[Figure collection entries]
────────
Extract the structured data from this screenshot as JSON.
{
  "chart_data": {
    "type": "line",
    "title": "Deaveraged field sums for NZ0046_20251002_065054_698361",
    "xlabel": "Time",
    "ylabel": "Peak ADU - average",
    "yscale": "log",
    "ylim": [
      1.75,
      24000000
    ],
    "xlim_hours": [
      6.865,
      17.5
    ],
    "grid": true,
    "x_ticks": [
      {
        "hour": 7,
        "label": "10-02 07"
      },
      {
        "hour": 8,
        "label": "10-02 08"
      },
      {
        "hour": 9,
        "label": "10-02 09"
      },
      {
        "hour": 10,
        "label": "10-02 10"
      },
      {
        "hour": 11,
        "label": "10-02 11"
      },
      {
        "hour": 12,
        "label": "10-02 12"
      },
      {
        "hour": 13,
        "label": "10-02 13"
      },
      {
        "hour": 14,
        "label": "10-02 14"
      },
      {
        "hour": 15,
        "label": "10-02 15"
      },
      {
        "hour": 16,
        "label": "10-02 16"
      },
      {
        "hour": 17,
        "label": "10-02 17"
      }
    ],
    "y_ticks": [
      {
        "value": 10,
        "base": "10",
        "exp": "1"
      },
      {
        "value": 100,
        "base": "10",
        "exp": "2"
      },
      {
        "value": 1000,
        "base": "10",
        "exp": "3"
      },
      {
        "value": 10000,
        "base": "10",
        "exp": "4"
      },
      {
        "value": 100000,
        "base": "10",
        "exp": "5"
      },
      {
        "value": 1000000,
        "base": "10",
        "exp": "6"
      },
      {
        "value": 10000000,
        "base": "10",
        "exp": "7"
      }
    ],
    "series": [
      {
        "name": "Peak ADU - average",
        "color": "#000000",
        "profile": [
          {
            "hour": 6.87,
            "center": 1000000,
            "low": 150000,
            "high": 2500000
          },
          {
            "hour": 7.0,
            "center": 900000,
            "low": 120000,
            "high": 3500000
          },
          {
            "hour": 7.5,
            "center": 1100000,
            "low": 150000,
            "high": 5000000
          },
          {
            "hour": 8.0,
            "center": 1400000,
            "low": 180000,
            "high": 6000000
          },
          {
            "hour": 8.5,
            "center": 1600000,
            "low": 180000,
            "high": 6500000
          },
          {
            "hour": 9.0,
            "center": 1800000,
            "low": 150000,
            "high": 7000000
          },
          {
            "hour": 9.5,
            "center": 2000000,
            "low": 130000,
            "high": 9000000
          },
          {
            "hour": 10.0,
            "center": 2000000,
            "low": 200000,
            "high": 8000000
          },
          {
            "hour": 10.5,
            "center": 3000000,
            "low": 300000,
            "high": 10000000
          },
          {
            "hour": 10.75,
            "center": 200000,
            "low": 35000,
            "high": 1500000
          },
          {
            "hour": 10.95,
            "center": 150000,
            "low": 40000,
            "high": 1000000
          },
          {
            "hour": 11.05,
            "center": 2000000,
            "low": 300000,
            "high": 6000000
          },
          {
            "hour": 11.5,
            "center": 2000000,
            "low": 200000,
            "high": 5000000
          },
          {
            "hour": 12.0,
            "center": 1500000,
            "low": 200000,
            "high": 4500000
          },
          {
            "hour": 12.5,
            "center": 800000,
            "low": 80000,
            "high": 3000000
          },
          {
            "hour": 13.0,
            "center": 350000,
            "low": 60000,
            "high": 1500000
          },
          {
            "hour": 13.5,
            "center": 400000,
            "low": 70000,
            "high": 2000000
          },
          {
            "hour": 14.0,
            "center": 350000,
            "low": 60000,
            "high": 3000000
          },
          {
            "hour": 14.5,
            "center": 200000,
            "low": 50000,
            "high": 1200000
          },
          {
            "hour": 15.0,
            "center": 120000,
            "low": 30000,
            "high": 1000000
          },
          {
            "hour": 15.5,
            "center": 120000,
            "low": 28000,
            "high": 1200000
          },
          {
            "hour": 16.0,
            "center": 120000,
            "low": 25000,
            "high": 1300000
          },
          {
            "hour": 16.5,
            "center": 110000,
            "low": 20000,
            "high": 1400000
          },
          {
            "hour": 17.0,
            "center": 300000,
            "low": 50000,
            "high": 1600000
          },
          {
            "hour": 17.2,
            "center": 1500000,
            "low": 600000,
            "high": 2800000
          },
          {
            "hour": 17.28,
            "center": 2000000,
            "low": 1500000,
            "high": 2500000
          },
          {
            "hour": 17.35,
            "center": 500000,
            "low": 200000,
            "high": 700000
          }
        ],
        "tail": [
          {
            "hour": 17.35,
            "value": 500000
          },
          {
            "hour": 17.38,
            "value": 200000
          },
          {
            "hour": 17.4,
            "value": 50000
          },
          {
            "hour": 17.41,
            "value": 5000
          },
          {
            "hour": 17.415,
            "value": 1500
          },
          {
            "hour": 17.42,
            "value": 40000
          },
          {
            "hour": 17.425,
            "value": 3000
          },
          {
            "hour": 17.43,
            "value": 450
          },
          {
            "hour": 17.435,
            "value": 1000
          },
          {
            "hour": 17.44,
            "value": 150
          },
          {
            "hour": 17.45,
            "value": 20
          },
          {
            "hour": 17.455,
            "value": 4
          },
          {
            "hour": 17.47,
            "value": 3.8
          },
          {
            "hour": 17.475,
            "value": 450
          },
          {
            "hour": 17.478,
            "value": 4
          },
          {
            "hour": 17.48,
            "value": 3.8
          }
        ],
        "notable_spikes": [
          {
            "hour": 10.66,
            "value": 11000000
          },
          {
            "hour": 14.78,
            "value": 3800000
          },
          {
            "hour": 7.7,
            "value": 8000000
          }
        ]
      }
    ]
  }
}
────────
WRITTEN TASK: The lines to collect are those holding the string "Peak"; copy them all.

IN RESPONSE:
    "ylabel": "Peak ADU - average",
        "name": "Peak ADU - average",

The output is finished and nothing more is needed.